** start Data lines **

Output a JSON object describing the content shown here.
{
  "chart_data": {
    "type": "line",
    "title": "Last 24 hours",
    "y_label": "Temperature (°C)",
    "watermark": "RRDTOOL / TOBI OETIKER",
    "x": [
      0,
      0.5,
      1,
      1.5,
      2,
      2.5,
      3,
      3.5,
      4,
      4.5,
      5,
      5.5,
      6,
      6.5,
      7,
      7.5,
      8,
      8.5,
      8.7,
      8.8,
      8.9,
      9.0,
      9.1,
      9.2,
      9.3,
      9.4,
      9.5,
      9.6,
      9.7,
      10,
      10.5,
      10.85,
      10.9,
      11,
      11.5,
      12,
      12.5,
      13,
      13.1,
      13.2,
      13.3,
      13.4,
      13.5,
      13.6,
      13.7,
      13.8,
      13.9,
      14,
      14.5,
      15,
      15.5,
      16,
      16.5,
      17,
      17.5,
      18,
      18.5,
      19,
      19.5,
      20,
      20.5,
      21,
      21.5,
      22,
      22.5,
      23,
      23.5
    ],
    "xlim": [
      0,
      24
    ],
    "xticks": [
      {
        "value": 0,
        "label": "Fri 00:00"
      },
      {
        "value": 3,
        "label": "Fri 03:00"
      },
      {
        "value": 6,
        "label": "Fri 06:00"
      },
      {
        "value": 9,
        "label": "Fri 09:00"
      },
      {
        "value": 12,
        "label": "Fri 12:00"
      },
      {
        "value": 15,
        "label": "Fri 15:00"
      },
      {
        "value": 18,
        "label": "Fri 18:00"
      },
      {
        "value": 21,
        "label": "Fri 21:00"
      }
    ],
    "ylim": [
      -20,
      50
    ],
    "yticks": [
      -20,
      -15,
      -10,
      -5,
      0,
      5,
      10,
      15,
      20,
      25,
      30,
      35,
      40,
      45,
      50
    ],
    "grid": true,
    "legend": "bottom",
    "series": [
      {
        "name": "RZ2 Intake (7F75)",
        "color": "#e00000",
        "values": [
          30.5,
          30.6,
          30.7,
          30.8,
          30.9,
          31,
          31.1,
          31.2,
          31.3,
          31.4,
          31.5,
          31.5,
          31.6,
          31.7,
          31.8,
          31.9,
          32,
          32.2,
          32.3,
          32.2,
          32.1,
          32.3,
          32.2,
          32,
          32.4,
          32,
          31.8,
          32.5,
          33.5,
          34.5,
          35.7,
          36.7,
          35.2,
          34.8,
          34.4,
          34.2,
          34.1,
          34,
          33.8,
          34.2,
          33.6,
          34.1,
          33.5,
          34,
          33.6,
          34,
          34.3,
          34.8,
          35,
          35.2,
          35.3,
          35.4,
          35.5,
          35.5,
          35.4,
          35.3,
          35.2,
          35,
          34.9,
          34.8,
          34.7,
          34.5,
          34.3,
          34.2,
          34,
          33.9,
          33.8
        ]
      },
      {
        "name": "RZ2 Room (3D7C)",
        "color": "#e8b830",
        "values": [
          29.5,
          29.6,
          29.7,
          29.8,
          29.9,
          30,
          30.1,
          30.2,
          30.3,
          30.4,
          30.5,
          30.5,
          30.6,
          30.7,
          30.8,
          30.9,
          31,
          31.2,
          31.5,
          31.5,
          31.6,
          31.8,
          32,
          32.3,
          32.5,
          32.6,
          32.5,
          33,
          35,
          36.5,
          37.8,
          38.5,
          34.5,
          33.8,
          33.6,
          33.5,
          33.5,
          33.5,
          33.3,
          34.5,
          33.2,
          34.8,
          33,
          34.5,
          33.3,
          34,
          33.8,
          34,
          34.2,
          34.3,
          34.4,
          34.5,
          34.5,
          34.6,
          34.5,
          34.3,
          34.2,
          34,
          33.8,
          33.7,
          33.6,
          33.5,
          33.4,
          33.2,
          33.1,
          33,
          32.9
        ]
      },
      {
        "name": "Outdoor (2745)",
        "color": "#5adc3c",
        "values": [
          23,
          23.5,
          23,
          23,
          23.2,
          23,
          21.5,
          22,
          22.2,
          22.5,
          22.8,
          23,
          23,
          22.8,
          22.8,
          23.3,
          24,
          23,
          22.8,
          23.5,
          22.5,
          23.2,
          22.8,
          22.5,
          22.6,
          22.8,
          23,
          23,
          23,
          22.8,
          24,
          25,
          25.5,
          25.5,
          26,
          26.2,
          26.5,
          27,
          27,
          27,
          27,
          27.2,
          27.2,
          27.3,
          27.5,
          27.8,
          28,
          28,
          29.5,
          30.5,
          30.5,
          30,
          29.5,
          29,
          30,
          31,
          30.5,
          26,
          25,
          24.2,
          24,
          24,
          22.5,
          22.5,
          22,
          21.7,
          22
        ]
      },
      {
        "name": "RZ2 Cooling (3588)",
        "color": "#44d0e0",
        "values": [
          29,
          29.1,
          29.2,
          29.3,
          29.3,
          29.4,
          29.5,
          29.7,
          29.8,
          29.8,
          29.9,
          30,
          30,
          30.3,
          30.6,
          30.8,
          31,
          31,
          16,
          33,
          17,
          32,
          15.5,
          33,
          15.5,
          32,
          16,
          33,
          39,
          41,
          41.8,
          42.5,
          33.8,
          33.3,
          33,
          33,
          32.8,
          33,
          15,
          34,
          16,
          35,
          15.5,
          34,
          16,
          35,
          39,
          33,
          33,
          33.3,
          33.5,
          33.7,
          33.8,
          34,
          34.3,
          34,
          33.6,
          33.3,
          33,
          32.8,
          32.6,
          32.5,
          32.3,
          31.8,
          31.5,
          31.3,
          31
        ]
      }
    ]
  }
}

** end Data lines **

Repeat each of the entries above precisely as given.

Response:
Output a JSON object describing the content shown here.
{
  "chart_data": {
    "type": "line",
    "title": "Last 24 hours",
    "y_label": "Temperature (°C)",
    "watermark": "RRDTOOL / TOBI OETIKER",
    "x": [
      0,
      0.5,
      1,
      1.5,
      2,
      2.5,
      3,
      3.5,
      4,
      4.5,
      5,
      5.5,
      6,
      6.5,
      7,
      7.5,
      8,
      8.5,
      8.7,
      8.8,
      8.9,
      9.0,
      9.1,
      9.2,
      9.3,
      9.4,
      9.5,
      9.6,
      9.7,
      10,
      10.5,
      10.85,
      10.9,
      11,
      11.5,
      12,
      12.5,
      13,
      13.1,
      13.2,
      13.3,
      13.4,
      13.5,
      13.6,
      13.7,
      13.8,
      13.9,
      14,
      14.5,
      15,
      15.5,
      16,
      16.5,
      17,
      17.5,
      18,
      18.5,
      19,
      19.5,
      20,
      20.5,
      21,
      21.5,
      22,
      22.5,
      23,
      23.5
    ],
    "xlim": [
      0,
      24
    ],
    "xticks": [
      {
        "value": 0,
        "label": "Fri 00:00"
      },
      {
        "value": 3,
        "label": "Fri 03:00"
      },
      {
        "value": 6,
        "label": "Fri 06:00"
      },
      {
        "value": 9,
        "label": "Fri 09:00"
      },
      {
        "value": 12,
        "label": "Fri 12:00"
      },
      {
        "value": 15,
        "label": "Fri 15:00"
      },
      {
        "value": 18,
        "label": "Fri 18:00"
      },
      {
        "value": 21,
        "label": "Fri 21:00"
      }
    ],
    "ylim": [
      -20,
      50
    ],
    "yticks": [
      -20,
      -15,
      -10,
      -5,
      0,
      5,
      10,
      15,
      20,
      25,
      30,
      35,
      40,
      45,
      50
    ],
    "grid": true,
    "legend": "bottom",
    "series": [
      {
        "name": "RZ2 Intake (7F75)",
        "color": "#e00000",
        "values": [
          30.5,
          30.6,
          30.7,
          30.8,
          30.9,
          31,
          31.1,
          31.2,
          31.3,
          31.4,
          31.5,
          31.5,
          31.6,
          31.7,
          31.8,
          31.9,
          32,
          32.2,
          32.3,
          32.2,
          32.1,
          32.3,
          32.2,
          32,
          32.4,
          32,
          31.8,
          32.5,
          33.5,
          34.5,
          35.7,
          36.7,
          35.2,
          34.8,
          34.4,
          34.2,
          34.1,
          34,
          33.8,
          34.2,
          33.6,
          34.1,
          33.5,
          34,
          33.6,
          34,
          34.3,
          34.8,
          35,
          35.2,
          35.3,
          35.4,
          35.5,
          35.5,
          35.4,
          35.3,
          35.2,
          35,
          34.9,
          34.8,
          34.7,
          34.5,
          34.3,
          34.2,
          34,
          33.9,
          33.8
        ]
      },
      {
        "name": "RZ2 Room (3D7C)",
        "color": "#e8b830",
        "values": [
          29.5,
          29.6,
          29.7,
          29.8,
          29.9,
          30,
          30.1,
          30.2,
          30.3,
          30.4,
          30.5,
          30.5,
          30.6,
          30.7,
          30.8,
          30.9,
          31,
          31.2,
          31.5,
          31.5,
          31.6,
          31.8,
          32,
          32.3,
          32.5,
          32.6,
          32.5,
          33,
          35,
          36.5,
          37.8,
          38.5,
          34.5,
          33.8,
          33.6,
          33.5,
          33.5,
          33.5,
          33.3,
          34.5,
          33.2,
          34.8,
          33,
          34.5,
          33.3,
          34,
          33.8,
          34,
          34.2,
          34.3,
          34.4,
          34.5,
          34.5,
          34.6,
          34.5,
          34.3,
          34.2,
          34,
          33.8,
          33.7,
          33.6,
          33.5,
          33.4,
          33.2,
          33.1,
          33,
          32.9
        ]
      },
      {
        "name": "Outdoor (2745)",
        "color": "#5adc3c",
        "values": [
          23,
          23.5,
          23,
          23,
          23.2,
          23,
          21.5,
          22,
          22.2,
          22.5,
          22.8,
          23,
          23,
          22.8,
          22.8,
          23.3,
          24,
          23,
          22.8,
          23.5,
          22.5,
          23.2,
          22.8,
          22.5,
          22.6,
          22.8,
          23,
          23,
          23,
          22.8,
          24,
          25,
          25.5,
          25.5,
          26,
          26.2,
          26.5,
          27,
          27,
          27,
          27,
          27.2,
          27.2,
          27.3,
          27.5,
          27.8,
          28,
          28,
          29.5,
          30.5,
          30.5,
          30,
          29.5,
          29,
          30,
          31,
          30.5,
          26,
          25,
          24.2,
          24,
          24,
          22.5,
          22.5,
          22,
          21.7,
          22
        ]
      },
      {
        "name": "RZ2 Cooling (3588)",
        "color": "#44d0e0",
        "values": [
          29,
          29.1,
          29.2,
          29.3,
          29.3,
          29.4,
          29.5,
          29.7,
          29.8,
          29.8,
          29.9,
          30,
          30,
          30.3,
          30.6,
          30.8,
          31,
          31,
          16,
          33,
          17,
          32,
          15.5,
          33,
          15.5,
          32,
          16,
          33,
          39,
          41,
          41.8,
          42.5,
          33.8,
          33.3,
          33,
          33,
          32.8,
          33,
          15,
          34,
          16,
          35,
          15.5,
          34,
          16,
          35,
          39,
          33,
          33,
          33.3,
          33.5,
          33.7,
          33.8,
          34,
          34.3,
          34,
          33.6,
          33.3,
          33,
          32.8,
          32.6,
          32.5,
          32.3,
          31.8,
          31.5,
          31.3,
          31
        ]
      }
    ]
  }
}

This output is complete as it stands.